▶ [Problem details] Filter the lines below and copy out each one that contains the string "FSIN". Matching is case-sensitive.

Coordinate annotation lines
◇ ◇ ◇

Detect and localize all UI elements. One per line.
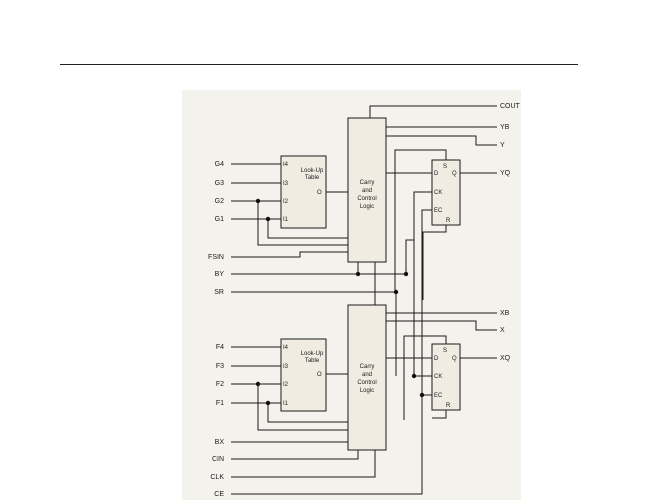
- label-x: X: [500, 327, 505, 334]
- ff-bottom-r: R: [446, 403, 451, 409]
- ff-top-r: R: [446, 218, 451, 224]
- ff-bottom-ec: EC: [434, 393, 443, 399]
- ff-top-ec: EC: [434, 208, 443, 214]
- lut-top-block: Look-Up Table I4 I3 I2 I1 O: [280, 155, 327, 229]
- label-f3: F3: [216, 363, 224, 370]
- label-clk: CLK: [210, 474, 224, 481]
- lut-bottom-i4: I4: [283, 345, 289, 351]
- lut-bottom-title-2: Table: [305, 358, 320, 364]
- label-y: Y: [500, 142, 505, 149]
- label-f2: F2: [216, 381, 224, 388]
- lut-bottom-block: Look-Up Table I4 I3 I2 I1 O: [280, 338, 327, 412]
- ff-bottom-ck: CK: [434, 374, 442, 380]
- label-cin: CIN: [212, 456, 224, 463]
- output-labels: COUT YB Y YQ XB X XQ: [500, 103, 521, 362]
- top-wires: [231, 105, 497, 458]
- lut-top-i1: I1: [283, 217, 289, 223]
- lut-top-i4: I4: [283, 162, 289, 168]
- lut-top-o: O: [317, 190, 322, 196]
- carry-top-line-4: Logic: [360, 204, 374, 210]
- carry-bottom-line-4: Logic: [360, 388, 374, 394]
- ff-top-d: D: [434, 171, 439, 177]
- label-bx: BX: [215, 439, 225, 446]
- ff-top-block: S D Q CK EC R: [431, 159, 461, 226]
- carry-top-line-3: Control: [357, 196, 376, 202]
- label-g4: G4: [215, 161, 224, 168]
- label-g1: G1: [215, 216, 224, 223]
- ff-bottom-d: D: [434, 356, 439, 362]
- lut-top-title-2: Table: [305, 175, 320, 181]
- label-fsin: FSIN: [208, 254, 224, 261]
- bottom-wires: [231, 240, 497, 495]
- carry-bottom-line-3: Control: [357, 380, 376, 386]
- lut-bottom-i3: I3: [283, 364, 289, 370]
- label-f1: F1: [216, 400, 224, 407]
- label-by: BY: [215, 271, 225, 278]
- label-yq: YQ: [500, 170, 511, 177]
- horizontal-rule: [60, 64, 578, 65]
- lut-top-i2: I2: [283, 199, 289, 205]
- label-cout: COUT: [500, 103, 521, 110]
- lut-bottom-o: O: [317, 372, 322, 378]
- ff-top-q: Q: [452, 171, 457, 177]
- ff-top-ck: CK: [434, 190, 442, 196]
- carry-top-line-1: Carry: [360, 180, 375, 186]
- label-xb: XB: [500, 310, 510, 317]
- input-labels: G4 G3 G2 G1 FSIN BY SR F4 F3 F2 F1 BX CI…: [208, 161, 224, 498]
- lut-top-title-1: Look-Up: [301, 168, 324, 174]
- lut-bottom-i2: I2: [283, 382, 289, 388]
- ff-top-s: S: [443, 164, 447, 170]
- label-g3: G3: [215, 180, 224, 187]
- label-sr: SR: [214, 289, 224, 296]
- carry-top-block: Carry and Control Logic: [347, 117, 387, 263]
- label-xq: XQ: [500, 355, 511, 362]
- label-ce: CE: [214, 491, 224, 498]
- carry-bottom-line-2: and: [362, 372, 372, 378]
- carry-top-line-2: and: [362, 188, 372, 194]
- label-yb: YB: [500, 124, 510, 131]
- junction-dots: [255, 198, 425, 406]
- carry-bottom-block: Carry and Control Logic: [347, 304, 387, 451]
- ff-bottom-s: S: [443, 348, 447, 354]
- ff-bottom-block: S D Q CK EC R: [431, 343, 461, 411]
- lut-top-i3: I3: [283, 181, 289, 187]
- ff-bottom-q: Q: [452, 356, 457, 362]
- carry-bottom-line-1: Carry: [360, 364, 375, 370]
- lut-bottom-i1: I1: [283, 401, 289, 407]
- label-f4: F4: [216, 344, 224, 351]
- lut-bottom-title-1: Look-Up: [301, 351, 324, 357]
- label-g2: G2: [215, 198, 224, 205]
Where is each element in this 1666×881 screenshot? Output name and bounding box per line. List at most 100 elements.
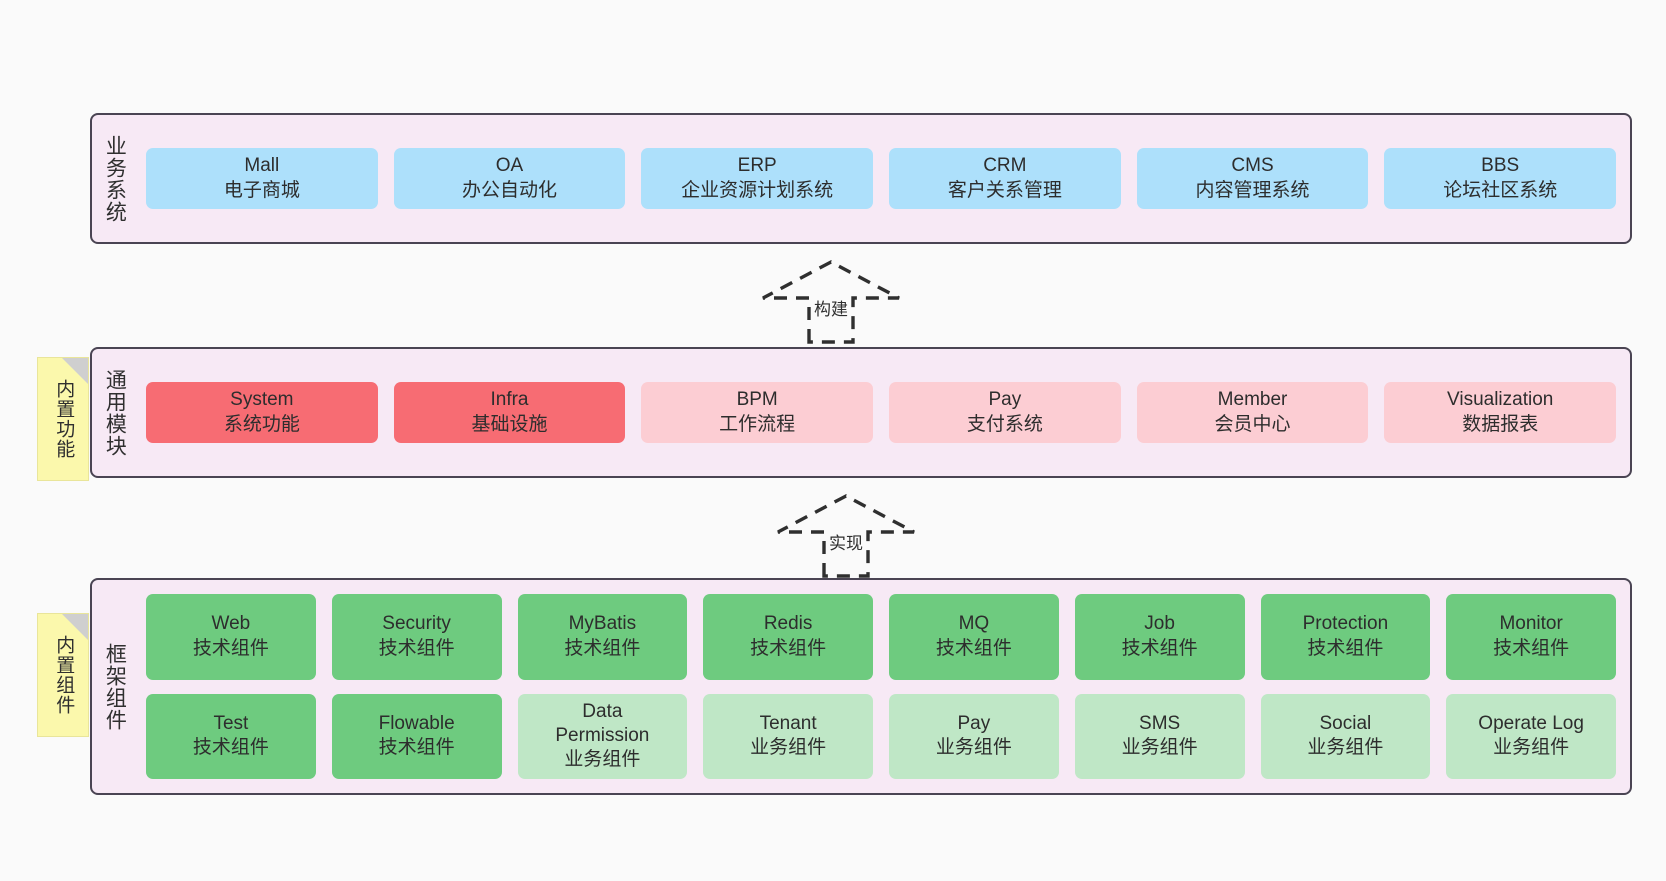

◇ ◇ ◇

▶ [Final result]
- label-fsin: FSIN: [208, 254, 224, 261]
- input-labels: G4 G3 G2 G1 FSIN BY SR F4 F3 F2 F1 BX CI…: [208, 161, 224, 498]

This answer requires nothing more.